▶ _Work to do_
Below is a listing; write it out exactly and drop any images from it.
* * *
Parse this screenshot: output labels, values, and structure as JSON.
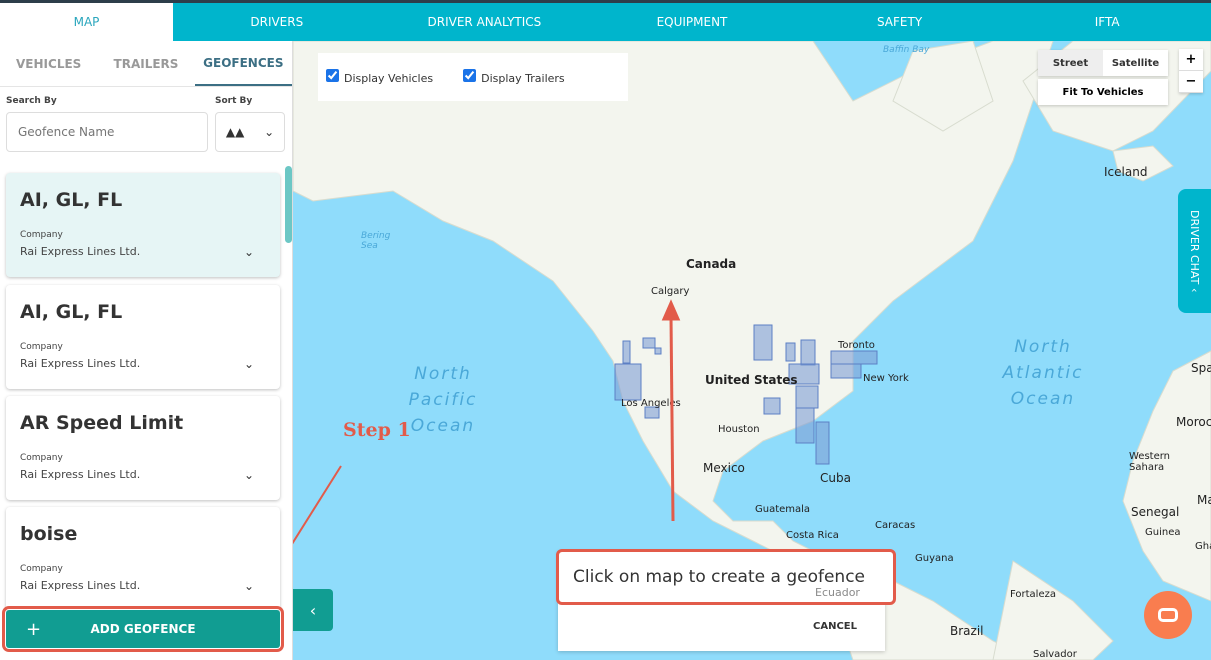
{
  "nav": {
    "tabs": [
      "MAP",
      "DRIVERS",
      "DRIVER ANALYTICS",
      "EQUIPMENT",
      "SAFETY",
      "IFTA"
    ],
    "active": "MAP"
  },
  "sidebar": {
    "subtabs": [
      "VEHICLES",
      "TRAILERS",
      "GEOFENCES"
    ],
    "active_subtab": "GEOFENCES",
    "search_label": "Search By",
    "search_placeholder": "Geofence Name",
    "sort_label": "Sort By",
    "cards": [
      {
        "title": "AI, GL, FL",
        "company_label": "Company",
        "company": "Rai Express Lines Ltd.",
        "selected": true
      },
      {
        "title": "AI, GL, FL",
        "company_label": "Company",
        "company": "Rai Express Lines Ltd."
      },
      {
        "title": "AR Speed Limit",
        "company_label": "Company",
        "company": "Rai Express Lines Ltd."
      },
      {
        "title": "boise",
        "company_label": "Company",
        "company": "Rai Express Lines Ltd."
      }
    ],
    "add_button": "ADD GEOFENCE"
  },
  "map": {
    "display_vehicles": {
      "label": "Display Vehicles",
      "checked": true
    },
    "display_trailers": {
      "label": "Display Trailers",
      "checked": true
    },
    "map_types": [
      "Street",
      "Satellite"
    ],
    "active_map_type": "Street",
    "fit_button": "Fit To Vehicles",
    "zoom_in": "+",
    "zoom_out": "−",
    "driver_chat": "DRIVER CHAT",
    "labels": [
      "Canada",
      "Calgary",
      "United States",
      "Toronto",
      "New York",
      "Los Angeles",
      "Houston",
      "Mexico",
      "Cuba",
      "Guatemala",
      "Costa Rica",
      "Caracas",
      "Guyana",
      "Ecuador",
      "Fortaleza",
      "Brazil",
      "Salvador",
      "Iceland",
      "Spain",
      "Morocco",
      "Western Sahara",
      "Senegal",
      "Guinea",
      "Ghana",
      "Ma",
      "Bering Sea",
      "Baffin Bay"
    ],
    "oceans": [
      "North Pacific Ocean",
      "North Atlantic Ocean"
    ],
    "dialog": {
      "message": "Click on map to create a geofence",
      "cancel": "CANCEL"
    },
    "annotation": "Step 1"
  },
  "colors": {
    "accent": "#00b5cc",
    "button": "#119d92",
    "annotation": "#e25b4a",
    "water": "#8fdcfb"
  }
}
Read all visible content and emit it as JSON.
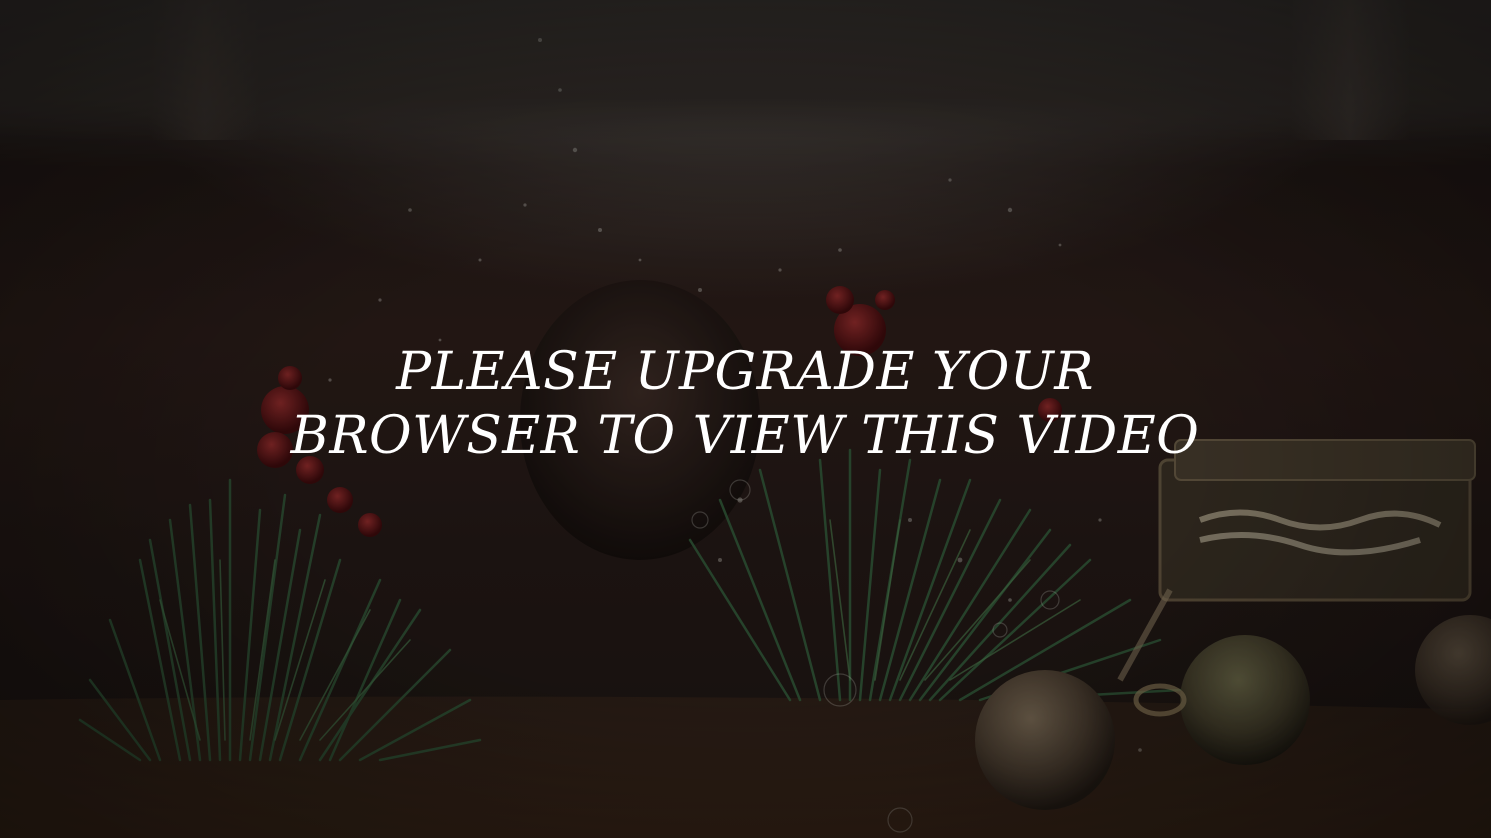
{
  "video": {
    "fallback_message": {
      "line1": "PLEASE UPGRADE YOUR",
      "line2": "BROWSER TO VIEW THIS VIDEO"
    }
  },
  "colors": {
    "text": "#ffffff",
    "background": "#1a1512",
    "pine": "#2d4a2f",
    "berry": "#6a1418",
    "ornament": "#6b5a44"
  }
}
* * *
▶ _Reply_
Parse this screenshot: output labels, values, and structure as JSON.
{
  "nav": {
    "tabs": [
      "MAP",
      "DRIVERS",
      "DRIVER ANALYTICS",
      "EQUIPMENT",
      "SAFETY",
      "IFTA"
    ],
    "active": "MAP"
  },
  "sidebar": {
    "subtabs": [
      "VEHICLES",
      "TRAILERS",
      "GEOFENCES"
    ],
    "active_subtab": "GEOFENCES",
    "search_label": "Search By",
    "search_placeholder": "Geofence Name",
    "sort_label": "Sort By",
    "cards": [
      {
        "title": "AI, GL, FL",
        "company_label": "Company",
        "company": "Rai Express Lines Ltd.",
        "selected": true
      },
      {
        "title": "AI, GL, FL",
        "company_label": "Company",
        "company": "Rai Express Lines Ltd."
      },
      {
        "title": "AR Speed Limit",
        "company_label": "Company",
        "company": "Rai Express Lines Ltd."
      },
      {
        "title": "boise",
        "company_label": "Company",
        "company": "Rai Express Lines Ltd."
      }
    ],
    "add_button": "ADD GEOFENCE"
  },
  "map": {
    "display_vehicles": {
      "label": "Display Vehicles",
      "checked": true
    },
    "display_trailers": {
      "label": "Display Trailers",
      "checked": true
    },
    "map_types": [
      "Street",
      "Satellite"
    ],
    "active_map_type": "Street",
    "fit_button": "Fit To Vehicles",
    "zoom_in": "+",
    "zoom_out": "−",
    "driver_chat": "DRIVER CHAT",
    "labels": [
      "Canada",
      "Calgary",
      "United States",
      "Toronto",
      "New York",
      "Los Angeles",
      "Houston",
      "Mexico",
      "Cuba",
      "Guatemala",
      "Costa Rica",
      "Caracas",
      "Guyana",
      "Ecuador",
      "Fortaleza",
      "Brazil",
      "Salvador",
      "Iceland",
      "Spain",
      "Morocco",
      "Western Sahara",
      "Senegal",
      "Guinea",
      "Ghana",
      "Ma",
      "Bering Sea",
      "Baffin Bay"
    ],
    "oceans": [
      "North Pacific Ocean",
      "North Atlantic Ocean"
    ],
    "dialog": {
      "message": "Click on map to create a geofence",
      "cancel": "CANCEL"
    },
    "annotation": "Step 1"
  },
  "colors": {
    "accent": "#00b5cc",
    "button": "#119d92",
    "annotation": "#e25b4a",
    "water": "#8fdcfb"
  }
}
Read all visible content and emit it as JSON.
{
  "video": {
    "fallback_message": {
      "line1": "PLEASE UPGRADE YOUR",
      "line2": "BROWSER TO VIEW THIS VIDEO"
    }
  },
  "colors": {
    "text": "#ffffff",
    "background": "#1a1512",
    "pine": "#2d4a2f",
    "berry": "#6a1418",
    "ornament": "#6b5a44"
  }
}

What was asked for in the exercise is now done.